Extracted records:
==*==

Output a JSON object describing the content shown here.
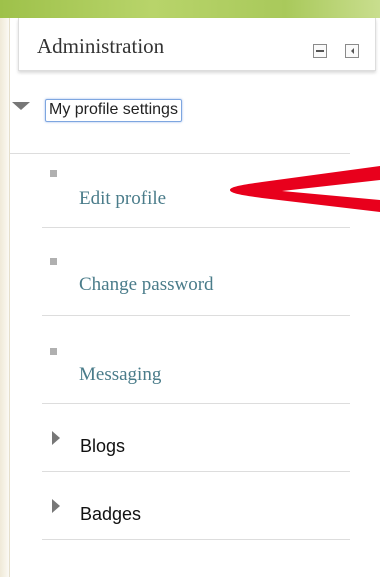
{
  "block": {
    "title": "Administration",
    "controls": {
      "hide_icon": "minus-box-icon",
      "dock_icon": "dock-left-icon"
    }
  },
  "tree": {
    "root": {
      "label": "My profile settings",
      "expanded": true,
      "focused": true
    },
    "items": [
      {
        "label": "Edit profile",
        "type": "leaf"
      },
      {
        "label": "Change password",
        "type": "leaf"
      },
      {
        "label": "Messaging",
        "type": "leaf"
      },
      {
        "label": "Blogs",
        "type": "branch"
      },
      {
        "label": "Badges",
        "type": "branch"
      }
    ]
  },
  "colors": {
    "top_bar": "#a9c95b",
    "link": "#4a7c8a",
    "focus_ring": "#7ea6e0",
    "annotation_arrow": "#e8001c"
  }
}
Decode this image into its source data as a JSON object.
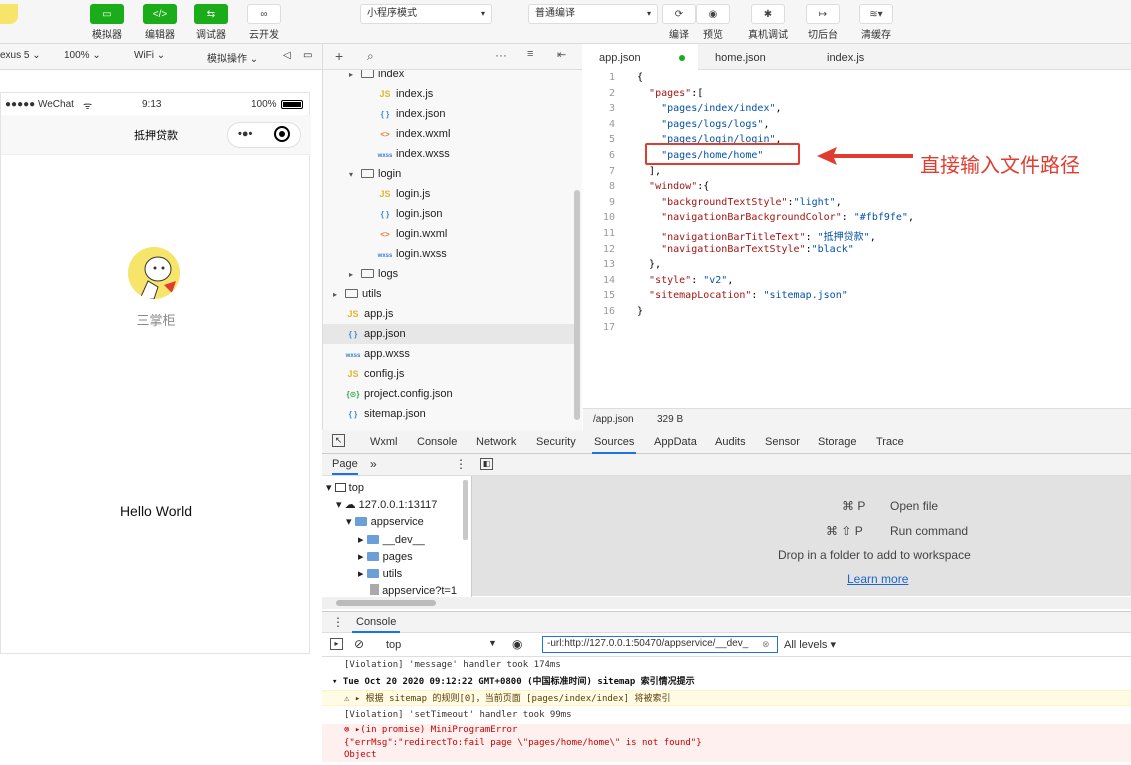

==*==

Except for the pictures, print the data above exactly.

Output a JSON object describing the content shown here.
{
  "block": {
    "title": "Administration",
    "controls": {
      "hide_icon": "minus-box-icon",
      "dock_icon": "dock-left-icon"
    }
  },
  "tree": {
    "root": {
      "label": "My profile settings",
      "expanded": true,
      "focused": true
    },
    "items": [
      {
        "label": "Edit profile",
        "type": "leaf"
      },
      {
        "label": "Change password",
        "type": "leaf"
      },
      {
        "label": "Messaging",
        "type": "leaf"
      },
      {
        "label": "Blogs",
        "type": "branch"
      },
      {
        "label": "Badges",
        "type": "branch"
      }
    ]
  },
  "colors": {
    "top_bar": "#a9c95b",
    "link": "#4a7c8a",
    "focus_ring": "#7ea6e0",
    "annotation_arrow": "#e8001c"
  }
}
Decode this image into its source data as a JSON object.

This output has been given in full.